What to produce:
Can you output the records below exactly as they are written?

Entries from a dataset
-*-

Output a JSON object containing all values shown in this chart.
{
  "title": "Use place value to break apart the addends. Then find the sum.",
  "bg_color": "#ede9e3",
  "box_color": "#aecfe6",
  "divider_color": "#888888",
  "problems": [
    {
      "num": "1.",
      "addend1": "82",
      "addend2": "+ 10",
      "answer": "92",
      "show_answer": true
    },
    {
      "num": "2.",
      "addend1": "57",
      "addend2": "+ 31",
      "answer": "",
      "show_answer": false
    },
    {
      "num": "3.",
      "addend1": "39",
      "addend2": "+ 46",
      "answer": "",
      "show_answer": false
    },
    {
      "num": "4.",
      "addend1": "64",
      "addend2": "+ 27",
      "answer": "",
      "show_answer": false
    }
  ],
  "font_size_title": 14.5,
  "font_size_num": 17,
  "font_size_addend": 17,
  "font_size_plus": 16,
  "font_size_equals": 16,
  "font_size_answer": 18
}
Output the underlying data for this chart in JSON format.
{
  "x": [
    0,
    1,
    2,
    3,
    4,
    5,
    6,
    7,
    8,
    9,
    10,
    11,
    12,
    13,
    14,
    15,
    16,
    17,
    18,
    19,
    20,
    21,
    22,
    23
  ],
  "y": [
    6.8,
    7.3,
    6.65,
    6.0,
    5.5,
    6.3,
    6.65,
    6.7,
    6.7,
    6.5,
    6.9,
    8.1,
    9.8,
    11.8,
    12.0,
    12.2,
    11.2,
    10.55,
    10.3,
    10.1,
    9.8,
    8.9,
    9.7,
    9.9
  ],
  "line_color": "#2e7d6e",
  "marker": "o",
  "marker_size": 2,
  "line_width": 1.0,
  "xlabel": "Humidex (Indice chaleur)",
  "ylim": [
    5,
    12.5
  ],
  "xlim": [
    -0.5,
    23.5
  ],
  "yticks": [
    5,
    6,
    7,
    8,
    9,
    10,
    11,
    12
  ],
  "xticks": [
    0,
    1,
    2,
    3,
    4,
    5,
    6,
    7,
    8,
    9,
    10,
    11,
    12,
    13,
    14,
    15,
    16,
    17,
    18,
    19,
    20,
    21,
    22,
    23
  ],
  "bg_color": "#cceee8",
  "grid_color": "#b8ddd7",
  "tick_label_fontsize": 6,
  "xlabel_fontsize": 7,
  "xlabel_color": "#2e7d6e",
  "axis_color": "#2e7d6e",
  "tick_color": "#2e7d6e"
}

-*-

Exercise response:
Output a JSON object containing all values shown in this chart.
{
  "title": "Use place value to break apart the addends. Then find the sum.",
  "bg_color": "#ede9e3",
  "box_color": "#aecfe6",
  "divider_color": "#888888",
  "problems": [
    {
      "num": "1.",
      "addend1": "82",
      "addend2": "+ 10",
      "answer": "92",
      "show_answer": true
    },
    {
      "num": "2.",
      "addend1": "57",
      "addend2": "+ 31",
      "answer": "",
      "show_answer": false
    },
    {
      "num": "3.",
      "addend1": "39",
      "addend2": "+ 46",
      "answer": "",
      "show_answer": false
    },
    {
      "num": "4.",
      "addend1": "64",
      "addend2": "+ 27",
      "answer": "",
      "show_answer": false
    }
  ],
  "font_size_title": 14.5,
  "font_size_num": 17,
  "font_size_addend": 17,
  "font_size_plus": 16,
  "font_size_equals": 16,
  "font_size_answer": 18
}
Output the underlying data for this chart in JSON format.
{
  "x": [
    0,
    1,
    2,
    3,
    4,
    5,
    6,
    7,
    8,
    9,
    10,
    11,
    12,
    13,
    14,
    15,
    16,
    17,
    18,
    19,
    20,
    21,
    22,
    23
  ],
  "y": [
    6.8,
    7.3,
    6.65,
    6.0,
    5.5,
    6.3,
    6.65,
    6.7,
    6.7,
    6.5,
    6.9,
    8.1,
    9.8,
    11.8,
    12.0,
    12.2,
    11.2,
    10.55,
    10.3,
    10.1,
    9.8,
    8.9,
    9.7,
    9.9
  ],
  "line_color": "#2e7d6e",
  "marker": "o",
  "marker_size": 2,
  "line_width": 1.0,
  "xlabel": "Humidex (Indice chaleur)",
  "ylim": [
    5,
    12.5
  ],
  "xlim": [
    -0.5,
    23.5
  ],
  "yticks": [
    5,
    6,
    7,
    8,
    9,
    10,
    11,
    12
  ],
  "xticks": [
    0,
    1,
    2,
    3,
    4,
    5,
    6,
    7,
    8,
    9,
    10,
    11,
    12,
    13,
    14,
    15,
    16,
    17,
    18,
    19,
    20,
    21,
    22,
    23
  ],
  "bg_color": "#cceee8",
  "grid_color": "#b8ddd7",
  "tick_label_fontsize": 6,
  "xlabel_fontsize": 7,
  "xlabel_color": "#2e7d6e",
  "axis_color": "#2e7d6e",
  "tick_color": "#2e7d6e"
}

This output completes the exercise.